WRITTEN EXERCISE
What follows is a listing. Return every line of it exactly.

INPUT ROWS
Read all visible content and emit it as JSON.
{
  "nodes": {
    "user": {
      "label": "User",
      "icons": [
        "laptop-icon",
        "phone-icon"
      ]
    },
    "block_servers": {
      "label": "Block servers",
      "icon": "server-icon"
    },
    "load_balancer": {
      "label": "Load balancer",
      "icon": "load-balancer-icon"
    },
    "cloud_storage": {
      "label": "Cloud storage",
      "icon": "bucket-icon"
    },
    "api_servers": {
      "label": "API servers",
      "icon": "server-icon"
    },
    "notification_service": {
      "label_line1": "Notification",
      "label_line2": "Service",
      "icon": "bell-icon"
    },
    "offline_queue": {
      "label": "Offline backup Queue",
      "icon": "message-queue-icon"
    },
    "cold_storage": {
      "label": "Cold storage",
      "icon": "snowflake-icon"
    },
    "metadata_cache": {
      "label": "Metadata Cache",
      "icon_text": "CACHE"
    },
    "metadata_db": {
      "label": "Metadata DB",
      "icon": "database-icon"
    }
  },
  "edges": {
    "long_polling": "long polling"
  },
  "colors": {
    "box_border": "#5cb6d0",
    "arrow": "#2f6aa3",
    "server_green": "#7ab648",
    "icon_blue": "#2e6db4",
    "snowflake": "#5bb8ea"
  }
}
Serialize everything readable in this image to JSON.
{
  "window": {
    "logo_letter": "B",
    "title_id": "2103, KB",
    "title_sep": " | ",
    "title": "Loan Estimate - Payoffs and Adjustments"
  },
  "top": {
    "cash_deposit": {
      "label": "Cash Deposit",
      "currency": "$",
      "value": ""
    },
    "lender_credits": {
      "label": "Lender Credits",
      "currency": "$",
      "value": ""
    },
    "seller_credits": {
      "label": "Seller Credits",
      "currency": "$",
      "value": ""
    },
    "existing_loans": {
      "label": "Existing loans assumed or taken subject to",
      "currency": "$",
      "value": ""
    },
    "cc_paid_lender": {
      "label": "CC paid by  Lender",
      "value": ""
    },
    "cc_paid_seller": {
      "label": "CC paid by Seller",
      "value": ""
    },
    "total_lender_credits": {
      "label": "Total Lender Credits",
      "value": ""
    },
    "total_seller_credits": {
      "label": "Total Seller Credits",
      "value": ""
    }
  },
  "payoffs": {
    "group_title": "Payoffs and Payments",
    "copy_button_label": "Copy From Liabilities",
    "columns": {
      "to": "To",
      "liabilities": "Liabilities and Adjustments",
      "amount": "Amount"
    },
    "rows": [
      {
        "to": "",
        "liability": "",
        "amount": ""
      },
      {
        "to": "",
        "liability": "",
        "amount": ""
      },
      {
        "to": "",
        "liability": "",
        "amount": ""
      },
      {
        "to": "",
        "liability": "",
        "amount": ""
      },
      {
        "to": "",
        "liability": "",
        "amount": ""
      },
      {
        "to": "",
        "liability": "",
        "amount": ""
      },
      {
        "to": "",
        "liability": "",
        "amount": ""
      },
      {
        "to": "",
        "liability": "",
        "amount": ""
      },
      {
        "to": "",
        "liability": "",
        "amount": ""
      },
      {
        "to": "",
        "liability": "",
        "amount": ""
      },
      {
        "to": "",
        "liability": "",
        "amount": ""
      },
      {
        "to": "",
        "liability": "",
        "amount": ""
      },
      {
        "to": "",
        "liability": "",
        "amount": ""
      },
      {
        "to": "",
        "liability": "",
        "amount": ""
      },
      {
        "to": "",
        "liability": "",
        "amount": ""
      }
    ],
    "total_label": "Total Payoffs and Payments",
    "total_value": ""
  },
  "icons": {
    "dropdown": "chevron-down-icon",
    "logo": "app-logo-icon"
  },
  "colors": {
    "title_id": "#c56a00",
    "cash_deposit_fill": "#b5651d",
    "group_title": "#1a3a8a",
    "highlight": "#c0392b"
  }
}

CORRECT ANSWER
Read all visible content and emit it as JSON.
{
  "nodes": {
    "user": {
      "label": "User",
      "icons": [
        "laptop-icon",
        "phone-icon"
      ]
    },
    "block_servers": {
      "label": "Block servers",
      "icon": "server-icon"
    },
    "load_balancer": {
      "label": "Load balancer",
      "icon": "load-balancer-icon"
    },
    "cloud_storage": {
      "label": "Cloud storage",
      "icon": "bucket-icon"
    },
    "api_servers": {
      "label": "API servers",
      "icon": "server-icon"
    },
    "notification_service": {
      "label_line1": "Notification",
      "label_line2": "Service",
      "icon": "bell-icon"
    },
    "offline_queue": {
      "label": "Offline backup Queue",
      "icon": "message-queue-icon"
    },
    "cold_storage": {
      "label": "Cold storage",
      "icon": "snowflake-icon"
    },
    "metadata_cache": {
      "label": "Metadata Cache",
      "icon_text": "CACHE"
    },
    "metadata_db": {
      "label": "Metadata DB",
      "icon": "database-icon"
    }
  },
  "edges": {
    "long_polling": "long polling"
  },
  "colors": {
    "box_border": "#5cb6d0",
    "arrow": "#2f6aa3",
    "server_green": "#7ab648",
    "icon_blue": "#2e6db4",
    "snowflake": "#5bb8ea"
  }
}
Serialize everything readable in this image to JSON.
{
  "window": {
    "logo_letter": "B",
    "title_id": "2103, KB",
    "title_sep": " | ",
    "title": "Loan Estimate - Payoffs and Adjustments"
  },
  "top": {
    "cash_deposit": {
      "label": "Cash Deposit",
      "currency": "$",
      "value": ""
    },
    "lender_credits": {
      "label": "Lender Credits",
      "currency": "$",
      "value": ""
    },
    "seller_credits": {
      "label": "Seller Credits",
      "currency": "$",
      "value": ""
    },
    "existing_loans": {
      "label": "Existing loans assumed or taken subject to",
      "currency": "$",
      "value": ""
    },
    "cc_paid_lender": {
      "label": "CC paid by  Lender",
      "value": ""
    },
    "cc_paid_seller": {
      "label": "CC paid by Seller",
      "value": ""
    },
    "total_lender_credits": {
      "label": "Total Lender Credits",
      "value": ""
    },
    "total_seller_credits": {
      "label": "Total Seller Credits",
      "value": ""
    }
  },
  "payoffs": {
    "group_title": "Payoffs and Payments",
    "copy_button_label": "Copy From Liabilities",
    "columns": {
      "to": "To",
      "liabilities": "Liabilities and Adjustments",
      "amount": "Amount"
    },
    "rows": [
      {
        "to": "",
        "liability": "",
        "amount": ""
      },
      {
        "to": "",
        "liability": "",
        "amount": ""
      },
      {
        "to": "",
        "liability": "",
        "amount": ""
      },
      {
        "to": "",
        "liability": "",
        "amount": ""
      },
      {
        "to": "",
        "liability": "",
        "amount": ""
      },
      {
        "to": "",
        "liability": "",
        "amount": ""
      },
      {
        "to": "",
        "liability": "",
        "amount": ""
      },
      {
        "to": "",
        "liability": "",
        "amount": ""
      },
      {
        "to": "",
        "liability": "",
        "amount": ""
      },
      {
        "to": "",
        "liability": "",
        "amount": ""
      },
      {
        "to": "",
        "liability": "",
        "amount": ""
      },
      {
        "to": "",
        "liability": "",
        "amount": ""
      },
      {
        "to": "",
        "liability": "",
        "amount": ""
      },
      {
        "to": "",
        "liability": "",
        "amount": ""
      },
      {
        "to": "",
        "liability": "",
        "amount": ""
      }
    ],
    "total_label": "Total Payoffs and Payments",
    "total_value": ""
  },
  "icons": {
    "dropdown": "chevron-down-icon",
    "logo": "app-logo-icon"
  },
  "colors": {
    "title_id": "#c56a00",
    "cash_deposit_fill": "#b5651d",
    "group_title": "#1a3a8a",
    "highlight": "#c0392b"
  }
}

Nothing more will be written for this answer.